Set task: Copy the lines holding the word "practice", all of them.

** Start Supplied records **

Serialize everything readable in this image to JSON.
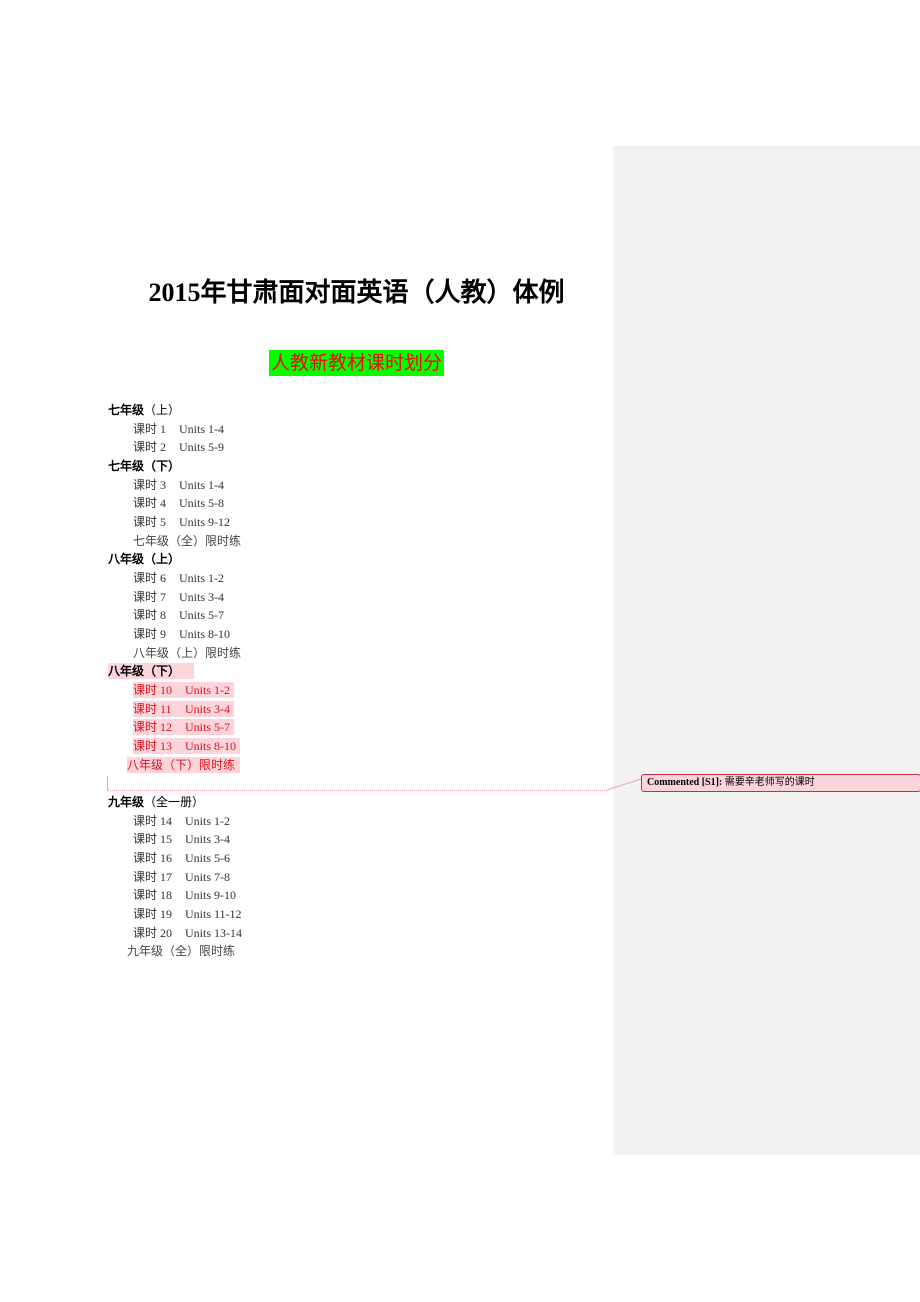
{
  "document": {
    "title": "2015年甘肃面对面英语（人教）体例",
    "subtitle": "人教新教材课时划分",
    "colors": {
      "subtitle_bg": "#00ff00",
      "subtitle_text": "#ff0000",
      "highlight": "#fcd4dc",
      "revision_text": "#e0101c"
    },
    "grade7a": {
      "label": "七年级",
      "paren": "（上）",
      "lessons": [
        {
          "num": "课时 1",
          "units": "Units 1-4"
        },
        {
          "num": "课时 2",
          "units": "Units 5-9"
        }
      ]
    },
    "grade7b": {
      "label": "七年级",
      "paren": "（下）",
      "lessons": [
        {
          "num": "课时 3",
          "units": "Units 1-4"
        },
        {
          "num": "课时 4",
          "units": "Units 5-8"
        },
        {
          "num": "课时 5",
          "units": "Units 9-12"
        }
      ],
      "practice": "七年级（全）限时练"
    },
    "grade8a": {
      "label": "八年级",
      "paren": "（上）",
      "lessons": [
        {
          "num": "课时 6",
          "units": "Units 1-2"
        },
        {
          "num": "课时 7",
          "units": "Units 3-4"
        },
        {
          "num": "课时 8",
          "units": "Units 5-7"
        },
        {
          "num": "课时 9",
          "units": "Units 8-10"
        }
      ],
      "practice": "八年级（上）限时练"
    },
    "grade8b": {
      "label": "八年级",
      "paren": "（下）",
      "lessons": [
        {
          "num": "课时 10",
          "units": "Units 1-2"
        },
        {
          "num": "课时 11",
          "units": "Units 3-4"
        },
        {
          "num": "课时 12",
          "units": "Units 5-7"
        },
        {
          "num": "课时 13",
          "units": "Units 8-10"
        }
      ],
      "practice": "八年级（下）限时练"
    },
    "grade9": {
      "label": "九年级",
      "paren": "（全一册）",
      "lessons": [
        {
          "num": "课时 14",
          "units": "Units 1-2"
        },
        {
          "num": "课时 15",
          "units": "Units 3-4"
        },
        {
          "num": "课时 16",
          "units": "Units 5-6"
        },
        {
          "num": "课时 17",
          "units": "Units 7-8"
        },
        {
          "num": "课时 18",
          "units": "Units 9-10"
        },
        {
          "num": "课时 19",
          "units": "Units 11-12"
        },
        {
          "num": "课时 20",
          "units": "Units 13-14"
        }
      ],
      "practice": "九年级（全）限时练"
    }
  },
  "comment": {
    "label": "Commented [S1]:",
    "text": "需要辛老师写的课时"
  }
}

** End Supplied records **

Problem solution:
      "practice": "七年级（全）限时练"
      "practice": "八年级（上）限时练"
      "practice": "八年级（下）限时练"
      "practice": "九年级（全）限时练"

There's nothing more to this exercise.